▶ **TO BE DONE**: Each entry has to be copied exactly, with nothing missed.

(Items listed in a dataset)
— BEGIN —

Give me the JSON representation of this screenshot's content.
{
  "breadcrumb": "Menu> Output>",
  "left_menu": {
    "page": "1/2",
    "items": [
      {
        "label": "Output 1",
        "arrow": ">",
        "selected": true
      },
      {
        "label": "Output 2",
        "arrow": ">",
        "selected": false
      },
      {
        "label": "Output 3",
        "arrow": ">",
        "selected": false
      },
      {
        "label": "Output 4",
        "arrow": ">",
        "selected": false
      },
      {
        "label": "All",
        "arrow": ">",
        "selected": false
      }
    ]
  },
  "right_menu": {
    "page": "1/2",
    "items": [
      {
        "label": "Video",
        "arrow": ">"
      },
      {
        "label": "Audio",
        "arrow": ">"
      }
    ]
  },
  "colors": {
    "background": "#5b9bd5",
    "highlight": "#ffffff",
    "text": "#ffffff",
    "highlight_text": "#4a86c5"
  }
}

— END —

▶ **THE OUTPUT**:
Give me the JSON representation of this screenshot's content.
{
  "breadcrumb": "Menu> Output>",
  "left_menu": {
    "page": "1/2",
    "items": [
      {
        "label": "Output 1",
        "arrow": ">",
        "selected": true
      },
      {
        "label": "Output 2",
        "arrow": ">",
        "selected": false
      },
      {
        "label": "Output 3",
        "arrow": ">",
        "selected": false
      },
      {
        "label": "Output 4",
        "arrow": ">",
        "selected": false
      },
      {
        "label": "All",
        "arrow": ">",
        "selected": false
      }
    ]
  },
  "right_menu": {
    "page": "1/2",
    "items": [
      {
        "label": "Video",
        "arrow": ">"
      },
      {
        "label": "Audio",
        "arrow": ">"
      }
    ]
  },
  "colors": {
    "background": "#5b9bd5",
    "highlight": "#ffffff",
    "text": "#ffffff",
    "highlight_text": "#4a86c5"
  }
}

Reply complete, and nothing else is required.